- Short exercise:
Below is some material; set it all down exactly, apart from the pictures.

- Information supplied:

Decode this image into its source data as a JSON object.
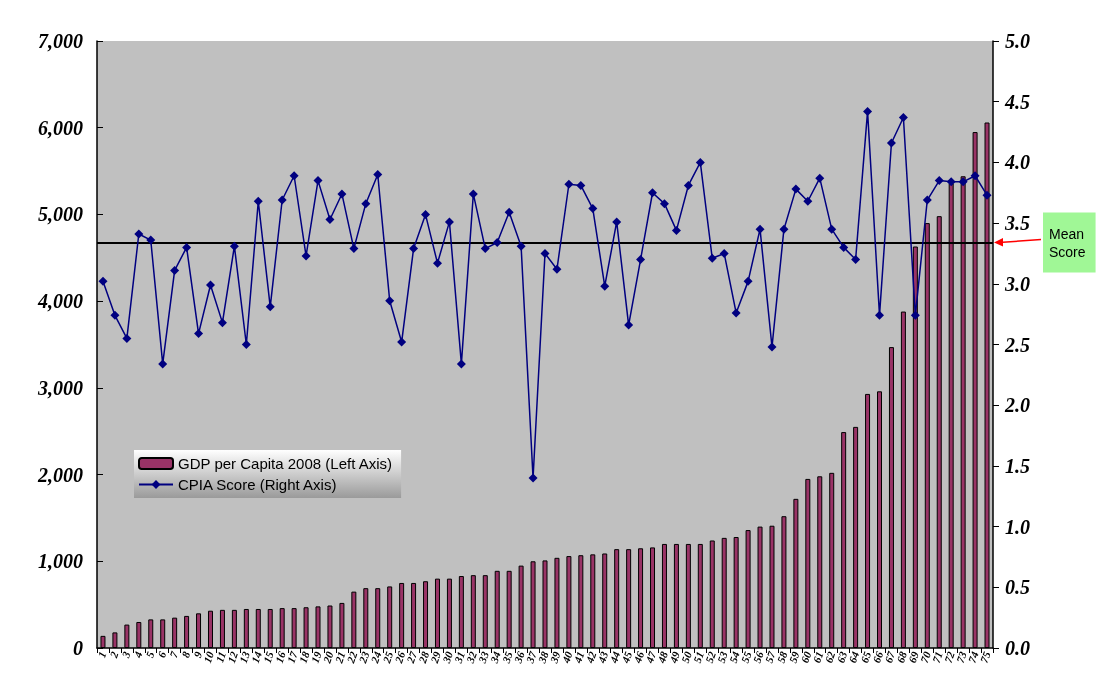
{
  "chart_data": {
    "type": "bar",
    "categories": [
      "1",
      "2",
      "3",
      "4",
      "5",
      "6",
      "7",
      "8",
      "9",
      "10",
      "11",
      "12",
      "13",
      "14",
      "15",
      "16",
      "17",
      "18",
      "19",
      "20",
      "21",
      "22",
      "23",
      "24",
      "25",
      "26",
      "27",
      "28",
      "29",
      "30",
      "31",
      "32",
      "33",
      "34",
      "35",
      "36",
      "37",
      "38",
      "39",
      "40",
      "41",
      "42",
      "43",
      "44",
      "45",
      "46",
      "47",
      "48",
      "49",
      "50",
      "51",
      "52",
      "53",
      "54",
      "55",
      "56",
      "57",
      "58",
      "59",
      "60",
      "61",
      "62",
      "63",
      "64",
      "65",
      "66",
      "67",
      "68",
      "69",
      "70",
      "71",
      "72",
      "73",
      "74",
      "75"
    ],
    "series": [
      {
        "name": "GDP per Capita 2008 (Left Axis)",
        "color": "#993366",
        "values": [
          140,
          180,
          270,
          300,
          330,
          330,
          350,
          370,
          400,
          430,
          440,
          440,
          450,
          450,
          450,
          460,
          460,
          470,
          480,
          490,
          520,
          650,
          690,
          690,
          710,
          750,
          750,
          770,
          800,
          800,
          830,
          840,
          840,
          890,
          890,
          950,
          1000,
          1010,
          1040,
          1060,
          1070,
          1080,
          1090,
          1140,
          1140,
          1150,
          1160,
          1200,
          1200,
          1200,
          1200,
          1240,
          1270,
          1280,
          1360,
          1400,
          1410,
          1520,
          1720,
          1950,
          1980,
          2020,
          2490,
          2550,
          2930,
          2960,
          3470,
          3880,
          4630,
          4900,
          4980,
          5360,
          5440,
          5950,
          6060
        ]
      },
      {
        "name": "CPIA Score (Right Axis)",
        "type": "line",
        "axis": "y2",
        "color": "#000080",
        "marker": "diamond",
        "values": [
          3.02,
          2.74,
          2.55,
          3.41,
          3.36,
          2.34,
          3.11,
          3.3,
          2.59,
          2.99,
          2.68,
          3.31,
          2.5,
          3.68,
          2.81,
          3.69,
          3.89,
          3.23,
          3.85,
          3.53,
          3.74,
          3.29,
          3.66,
          3.9,
          2.86,
          2.52,
          3.29,
          3.57,
          3.17,
          3.51,
          2.34,
          3.74,
          3.29,
          3.34,
          3.59,
          3.31,
          1.4,
          3.25,
          3.12,
          3.82,
          3.81,
          3.62,
          2.98,
          3.51,
          2.66,
          3.2,
          3.75,
          3.66,
          3.44,
          3.81,
          4.0,
          3.21,
          3.25,
          2.76,
          3.02,
          3.45,
          2.48,
          3.45,
          3.78,
          3.68,
          3.87,
          3.45,
          3.3,
          3.2,
          4.42,
          2.74,
          4.16,
          4.37,
          2.74,
          3.69,
          3.85,
          3.84,
          3.84,
          3.89,
          3.73
        ]
      }
    ],
    "ylim": [
      0,
      7000
    ],
    "yticks": [
      {
        "value": 0,
        "label": "0"
      },
      {
        "value": 1000,
        "label": "1,000"
      },
      {
        "value": 2000,
        "label": "2,000"
      },
      {
        "value": 3000,
        "label": "3,000"
      },
      {
        "value": 4000,
        "label": "4,000"
      },
      {
        "value": 5000,
        "label": "5,000"
      },
      {
        "value": 6000,
        "label": "6,000"
      },
      {
        "value": 7000,
        "label": "7,000"
      }
    ],
    "y2lim": [
      0,
      5
    ],
    "y2ticks": [
      {
        "value": 0,
        "label": "0.0"
      },
      {
        "value": 0.5,
        "label": "0.5"
      },
      {
        "value": 1,
        "label": "1.0"
      },
      {
        "value": 1.5,
        "label": "1.5"
      },
      {
        "value": 2,
        "label": "2.0"
      },
      {
        "value": 2.5,
        "label": "2.5"
      },
      {
        "value": 3,
        "label": "3.0"
      },
      {
        "value": 3.5,
        "label": "3.5"
      },
      {
        "value": 4,
        "label": "4.0"
      },
      {
        "value": 4.5,
        "label": "4.5"
      },
      {
        "value": 5,
        "label": "5.0"
      }
    ],
    "ref_lines": [
      {
        "axis": "y2",
        "value": 3.34,
        "label": "Mean Score",
        "color": "#000000"
      }
    ],
    "legend": "bottom left",
    "grid": false
  }
}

- Task output:
Decode this image into its source data as a JSON object.
{
  "chart_data": {
    "type": "bar",
    "categories": [
      "1",
      "2",
      "3",
      "4",
      "5",
      "6",
      "7",
      "8",
      "9",
      "10",
      "11",
      "12",
      "13",
      "14",
      "15",
      "16",
      "17",
      "18",
      "19",
      "20",
      "21",
      "22",
      "23",
      "24",
      "25",
      "26",
      "27",
      "28",
      "29",
      "30",
      "31",
      "32",
      "33",
      "34",
      "35",
      "36",
      "37",
      "38",
      "39",
      "40",
      "41",
      "42",
      "43",
      "44",
      "45",
      "46",
      "47",
      "48",
      "49",
      "50",
      "51",
      "52",
      "53",
      "54",
      "55",
      "56",
      "57",
      "58",
      "59",
      "60",
      "61",
      "62",
      "63",
      "64",
      "65",
      "66",
      "67",
      "68",
      "69",
      "70",
      "71",
      "72",
      "73",
      "74",
      "75"
    ],
    "series": [
      {
        "name": "GDP per Capita 2008 (Left Axis)",
        "color": "#993366",
        "values": [
          140,
          180,
          270,
          300,
          330,
          330,
          350,
          370,
          400,
          430,
          440,
          440,
          450,
          450,
          450,
          460,
          460,
          470,
          480,
          490,
          520,
          650,
          690,
          690,
          710,
          750,
          750,
          770,
          800,
          800,
          830,
          840,
          840,
          890,
          890,
          950,
          1000,
          1010,
          1040,
          1060,
          1070,
          1080,
          1090,
          1140,
          1140,
          1150,
          1160,
          1200,
          1200,
          1200,
          1200,
          1240,
          1270,
          1280,
          1360,
          1400,
          1410,
          1520,
          1720,
          1950,
          1980,
          2020,
          2490,
          2550,
          2930,
          2960,
          3470,
          3880,
          4630,
          4900,
          4980,
          5360,
          5440,
          5950,
          6060
        ]
      },
      {
        "name": "CPIA Score (Right Axis)",
        "type": "line",
        "axis": "y2",
        "color": "#000080",
        "marker": "diamond",
        "values": [
          3.02,
          2.74,
          2.55,
          3.41,
          3.36,
          2.34,
          3.11,
          3.3,
          2.59,
          2.99,
          2.68,
          3.31,
          2.5,
          3.68,
          2.81,
          3.69,
          3.89,
          3.23,
          3.85,
          3.53,
          3.74,
          3.29,
          3.66,
          3.9,
          2.86,
          2.52,
          3.29,
          3.57,
          3.17,
          3.51,
          2.34,
          3.74,
          3.29,
          3.34,
          3.59,
          3.31,
          1.4,
          3.25,
          3.12,
          3.82,
          3.81,
          3.62,
          2.98,
          3.51,
          2.66,
          3.2,
          3.75,
          3.66,
          3.44,
          3.81,
          4.0,
          3.21,
          3.25,
          2.76,
          3.02,
          3.45,
          2.48,
          3.45,
          3.78,
          3.68,
          3.87,
          3.45,
          3.3,
          3.2,
          4.42,
          2.74,
          4.16,
          4.37,
          2.74,
          3.69,
          3.85,
          3.84,
          3.84,
          3.89,
          3.73
        ]
      }
    ],
    "ylim": [
      0,
      7000
    ],
    "yticks": [
      {
        "value": 0,
        "label": "0"
      },
      {
        "value": 1000,
        "label": "1,000"
      },
      {
        "value": 2000,
        "label": "2,000"
      },
      {
        "value": 3000,
        "label": "3,000"
      },
      {
        "value": 4000,
        "label": "4,000"
      },
      {
        "value": 5000,
        "label": "5,000"
      },
      {
        "value": 6000,
        "label": "6,000"
      },
      {
        "value": 7000,
        "label": "7,000"
      }
    ],
    "y2lim": [
      0,
      5
    ],
    "y2ticks": [
      {
        "value": 0,
        "label": "0.0"
      },
      {
        "value": 0.5,
        "label": "0.5"
      },
      {
        "value": 1,
        "label": "1.0"
      },
      {
        "value": 1.5,
        "label": "1.5"
      },
      {
        "value": 2,
        "label": "2.0"
      },
      {
        "value": 2.5,
        "label": "2.5"
      },
      {
        "value": 3,
        "label": "3.0"
      },
      {
        "value": 3.5,
        "label": "3.5"
      },
      {
        "value": 4,
        "label": "4.0"
      },
      {
        "value": 4.5,
        "label": "4.5"
      },
      {
        "value": 5,
        "label": "5.0"
      }
    ],
    "ref_lines": [
      {
        "axis": "y2",
        "value": 3.34,
        "label": "Mean Score",
        "color": "#000000"
      }
    ],
    "legend": "bottom left",
    "grid": false
  }
}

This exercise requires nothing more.